### WHAT YOU HAVE TO DO
Using the material that follows, identify and copy each line with the string "data".

### MATERIAL SUPPLIED
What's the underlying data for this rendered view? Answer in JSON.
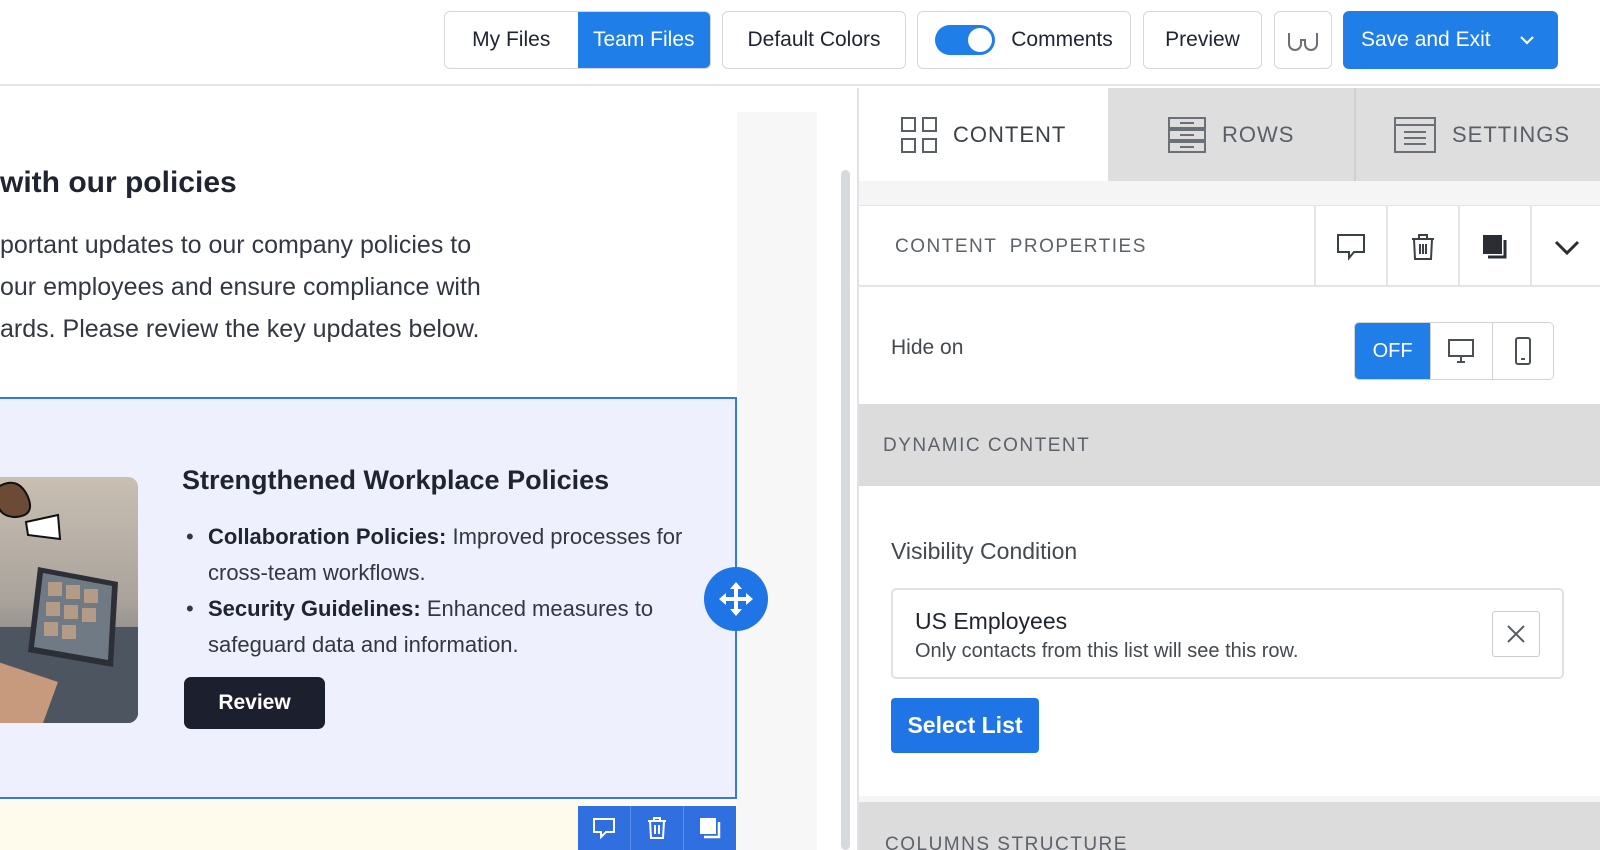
{
  "topbar": {
    "my_files": "My Files",
    "team_files": "Team Files",
    "default_colors": "Default Colors",
    "comments": "Comments",
    "comments_enabled": true,
    "preview": "Preview",
    "save_and_exit": "Save and Exit"
  },
  "canvas": {
    "heading": "with our policies",
    "para_lines": [
      "portant updates to our company policies to",
      "our employees and ensure compliance with",
      "ards. Please review the key updates below."
    ],
    "card": {
      "title": "Strengthened Workplace Policies",
      "bullets": [
        {
          "bold": "Collaboration Policies:",
          "text": " Improved processes for cross-team workflows."
        },
        {
          "bold": "Security Guidelines:",
          "text": " Enhanced measures to safeguard data and information."
        }
      ],
      "button": "Review"
    }
  },
  "panel": {
    "tabs": [
      "CONTENT",
      "ROWS",
      "SETTINGS"
    ],
    "active_tab": "CONTENT",
    "content_properties": "CONTENT  PROPERTIES",
    "hide_on": {
      "label": "Hide on",
      "off": "OFF"
    },
    "dynamic_content": "DYNAMIC CONTENT",
    "visibility": {
      "label": "Visibility Condition",
      "list_name": "US Employees",
      "list_desc": "Only contacts from this list will see this row.",
      "select_button": "Select List"
    },
    "columns_structure": "COLUMNS STRUCTURE"
  },
  "colors": {
    "accent": "#1f7ee8",
    "row_border": "#3777e6",
    "row_bg": "#eef1fd",
    "dark_button": "#1b1f2e"
  }
}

### FINAL RESULT
What's the underlying data for this rendered view? Answer in JSON.
          "text": " Enhanced measures to safeguard data and information."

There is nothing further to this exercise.